- Recorded data
__________

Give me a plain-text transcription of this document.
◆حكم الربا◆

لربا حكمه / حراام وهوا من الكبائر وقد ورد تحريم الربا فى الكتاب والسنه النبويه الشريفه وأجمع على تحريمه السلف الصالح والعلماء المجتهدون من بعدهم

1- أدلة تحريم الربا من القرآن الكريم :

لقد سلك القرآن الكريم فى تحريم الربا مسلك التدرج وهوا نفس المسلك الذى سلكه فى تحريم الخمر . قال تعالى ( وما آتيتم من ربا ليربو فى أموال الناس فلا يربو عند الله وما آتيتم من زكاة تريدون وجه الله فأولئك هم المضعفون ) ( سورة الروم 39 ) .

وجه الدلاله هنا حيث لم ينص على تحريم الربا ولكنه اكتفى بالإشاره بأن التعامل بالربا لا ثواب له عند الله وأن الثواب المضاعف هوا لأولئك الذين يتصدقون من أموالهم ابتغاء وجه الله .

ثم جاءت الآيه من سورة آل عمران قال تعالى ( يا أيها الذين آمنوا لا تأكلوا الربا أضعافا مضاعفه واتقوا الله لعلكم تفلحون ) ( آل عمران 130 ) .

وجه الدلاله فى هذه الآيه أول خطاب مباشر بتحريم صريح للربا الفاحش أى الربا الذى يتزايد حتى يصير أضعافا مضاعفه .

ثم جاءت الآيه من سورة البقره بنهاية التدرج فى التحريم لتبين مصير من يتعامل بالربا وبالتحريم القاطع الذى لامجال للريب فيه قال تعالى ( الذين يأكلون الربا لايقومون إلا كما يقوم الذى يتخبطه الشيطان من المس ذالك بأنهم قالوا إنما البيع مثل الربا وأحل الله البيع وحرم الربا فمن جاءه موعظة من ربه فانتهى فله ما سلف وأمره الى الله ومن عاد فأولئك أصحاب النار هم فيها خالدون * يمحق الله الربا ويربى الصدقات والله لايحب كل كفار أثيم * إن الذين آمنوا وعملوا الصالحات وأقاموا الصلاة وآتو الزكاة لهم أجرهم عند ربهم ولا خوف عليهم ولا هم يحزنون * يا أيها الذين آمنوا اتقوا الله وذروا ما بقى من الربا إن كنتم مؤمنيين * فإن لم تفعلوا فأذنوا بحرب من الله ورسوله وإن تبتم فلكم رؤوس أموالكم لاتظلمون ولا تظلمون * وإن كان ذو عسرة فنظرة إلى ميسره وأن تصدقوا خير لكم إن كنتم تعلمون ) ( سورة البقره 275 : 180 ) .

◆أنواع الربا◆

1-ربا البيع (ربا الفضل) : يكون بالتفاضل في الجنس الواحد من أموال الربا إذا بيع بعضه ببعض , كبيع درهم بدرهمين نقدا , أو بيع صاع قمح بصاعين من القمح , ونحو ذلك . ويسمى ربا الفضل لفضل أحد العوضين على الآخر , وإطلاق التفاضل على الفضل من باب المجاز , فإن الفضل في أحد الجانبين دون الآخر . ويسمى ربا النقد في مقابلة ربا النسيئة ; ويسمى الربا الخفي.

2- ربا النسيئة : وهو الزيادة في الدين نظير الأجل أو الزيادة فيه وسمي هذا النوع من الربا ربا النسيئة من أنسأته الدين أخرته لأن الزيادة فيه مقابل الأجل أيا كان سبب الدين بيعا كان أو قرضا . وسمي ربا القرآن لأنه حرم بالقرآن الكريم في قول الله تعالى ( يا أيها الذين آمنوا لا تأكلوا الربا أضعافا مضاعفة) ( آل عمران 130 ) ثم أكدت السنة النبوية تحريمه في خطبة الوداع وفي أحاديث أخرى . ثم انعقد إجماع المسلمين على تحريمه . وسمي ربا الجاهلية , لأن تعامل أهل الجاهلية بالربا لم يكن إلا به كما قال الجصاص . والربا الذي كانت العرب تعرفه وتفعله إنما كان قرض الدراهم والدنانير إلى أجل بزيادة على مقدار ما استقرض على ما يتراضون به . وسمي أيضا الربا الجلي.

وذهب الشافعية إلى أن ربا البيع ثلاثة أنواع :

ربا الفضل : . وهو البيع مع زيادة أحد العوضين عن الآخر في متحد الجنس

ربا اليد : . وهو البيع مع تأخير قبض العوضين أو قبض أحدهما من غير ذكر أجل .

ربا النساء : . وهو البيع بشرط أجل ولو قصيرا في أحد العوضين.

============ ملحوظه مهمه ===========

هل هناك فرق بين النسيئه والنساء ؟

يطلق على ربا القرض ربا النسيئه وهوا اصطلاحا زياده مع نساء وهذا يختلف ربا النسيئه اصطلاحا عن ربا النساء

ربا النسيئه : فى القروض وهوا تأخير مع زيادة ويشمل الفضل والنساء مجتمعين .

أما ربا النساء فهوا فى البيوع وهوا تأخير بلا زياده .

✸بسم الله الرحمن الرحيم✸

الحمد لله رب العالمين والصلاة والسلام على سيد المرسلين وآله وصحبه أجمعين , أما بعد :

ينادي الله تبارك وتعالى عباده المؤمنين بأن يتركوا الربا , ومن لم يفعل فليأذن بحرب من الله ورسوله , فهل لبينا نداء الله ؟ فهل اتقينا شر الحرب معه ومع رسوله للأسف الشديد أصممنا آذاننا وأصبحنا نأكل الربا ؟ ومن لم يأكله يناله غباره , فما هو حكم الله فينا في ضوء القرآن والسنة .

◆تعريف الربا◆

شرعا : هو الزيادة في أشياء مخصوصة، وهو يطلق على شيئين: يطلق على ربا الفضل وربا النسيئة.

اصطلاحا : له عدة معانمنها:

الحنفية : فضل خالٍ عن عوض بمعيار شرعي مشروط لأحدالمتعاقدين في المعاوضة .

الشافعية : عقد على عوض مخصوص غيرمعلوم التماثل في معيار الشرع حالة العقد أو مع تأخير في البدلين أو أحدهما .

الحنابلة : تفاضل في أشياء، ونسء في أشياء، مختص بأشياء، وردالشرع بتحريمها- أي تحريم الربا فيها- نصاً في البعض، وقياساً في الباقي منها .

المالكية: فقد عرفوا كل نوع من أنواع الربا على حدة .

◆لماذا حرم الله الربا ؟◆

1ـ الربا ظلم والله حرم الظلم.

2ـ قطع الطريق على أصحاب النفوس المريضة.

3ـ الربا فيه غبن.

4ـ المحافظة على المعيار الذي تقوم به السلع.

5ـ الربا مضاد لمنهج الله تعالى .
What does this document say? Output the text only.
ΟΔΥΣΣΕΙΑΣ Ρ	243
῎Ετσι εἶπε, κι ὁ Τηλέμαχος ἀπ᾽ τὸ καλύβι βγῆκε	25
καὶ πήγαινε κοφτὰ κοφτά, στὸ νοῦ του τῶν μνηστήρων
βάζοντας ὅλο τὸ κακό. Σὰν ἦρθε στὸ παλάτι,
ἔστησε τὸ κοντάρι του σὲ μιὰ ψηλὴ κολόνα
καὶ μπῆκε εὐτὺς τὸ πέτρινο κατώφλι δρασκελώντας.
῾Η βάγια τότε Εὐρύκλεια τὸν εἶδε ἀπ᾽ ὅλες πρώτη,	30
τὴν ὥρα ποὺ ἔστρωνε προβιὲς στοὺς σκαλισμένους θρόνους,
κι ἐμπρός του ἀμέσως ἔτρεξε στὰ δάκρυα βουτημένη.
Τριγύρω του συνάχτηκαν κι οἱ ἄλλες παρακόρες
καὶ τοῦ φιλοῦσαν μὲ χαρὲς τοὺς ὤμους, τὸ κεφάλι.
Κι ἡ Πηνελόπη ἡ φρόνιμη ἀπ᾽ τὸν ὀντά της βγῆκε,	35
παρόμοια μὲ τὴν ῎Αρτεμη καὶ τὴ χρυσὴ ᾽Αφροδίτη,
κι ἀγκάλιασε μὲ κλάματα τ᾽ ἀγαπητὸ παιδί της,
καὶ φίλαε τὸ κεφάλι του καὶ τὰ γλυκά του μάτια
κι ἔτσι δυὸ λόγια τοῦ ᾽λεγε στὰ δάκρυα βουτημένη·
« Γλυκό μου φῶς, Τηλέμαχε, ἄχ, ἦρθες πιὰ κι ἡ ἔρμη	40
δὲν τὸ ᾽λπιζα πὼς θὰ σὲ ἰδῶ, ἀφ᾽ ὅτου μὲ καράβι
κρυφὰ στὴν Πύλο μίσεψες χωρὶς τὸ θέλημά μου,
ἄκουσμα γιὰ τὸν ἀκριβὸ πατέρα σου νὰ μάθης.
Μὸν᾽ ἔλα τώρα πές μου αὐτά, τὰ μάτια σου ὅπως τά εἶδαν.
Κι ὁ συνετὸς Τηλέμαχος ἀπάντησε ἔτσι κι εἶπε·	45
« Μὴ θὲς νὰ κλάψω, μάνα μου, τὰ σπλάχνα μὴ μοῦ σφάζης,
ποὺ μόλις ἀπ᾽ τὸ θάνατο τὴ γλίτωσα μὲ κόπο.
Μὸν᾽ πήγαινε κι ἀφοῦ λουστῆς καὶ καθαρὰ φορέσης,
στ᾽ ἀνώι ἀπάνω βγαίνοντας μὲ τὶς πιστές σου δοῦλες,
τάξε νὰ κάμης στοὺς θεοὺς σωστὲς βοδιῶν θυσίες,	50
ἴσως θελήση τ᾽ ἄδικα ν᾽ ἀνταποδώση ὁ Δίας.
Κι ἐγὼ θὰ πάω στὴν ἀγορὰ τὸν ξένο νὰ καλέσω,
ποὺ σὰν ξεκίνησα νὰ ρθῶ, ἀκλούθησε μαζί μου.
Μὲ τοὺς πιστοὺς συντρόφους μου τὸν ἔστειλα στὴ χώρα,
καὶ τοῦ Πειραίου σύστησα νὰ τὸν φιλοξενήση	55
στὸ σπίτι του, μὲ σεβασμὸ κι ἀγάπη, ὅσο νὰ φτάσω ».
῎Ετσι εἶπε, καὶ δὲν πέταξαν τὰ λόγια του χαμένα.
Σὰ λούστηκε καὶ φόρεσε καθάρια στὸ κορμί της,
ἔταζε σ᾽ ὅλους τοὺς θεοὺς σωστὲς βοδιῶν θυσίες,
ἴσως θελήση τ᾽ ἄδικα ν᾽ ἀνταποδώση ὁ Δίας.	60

__________

- WORK REQUIRED
Show the lines that mention the word "الجنس".

- SOLVED PROBLEM
1-ربا البيع (ربا الفضل) : يكون بالتفاضل في الجنس الواحد من أموال الربا إذا بيع بعضه ببعض , كبيع درهم بدرهمين نقدا , أو بيع صاع قمح بصاعين من القمح , ونحو ذلك . ويسمى ربا الفضل لفضل أحد العوضين على الآخر , وإطلاق التفاضل على الفضل من باب المجاز , فإن الفضل في أحد الجانبين دون الآخر . ويسمى ربا النقد في مقابلة ربا النسيئة ; ويسمى الربا الخفي.
ربا الفضل : . وهو البيع مع زيادة أحد العوضين عن الآخر في متحد الجنس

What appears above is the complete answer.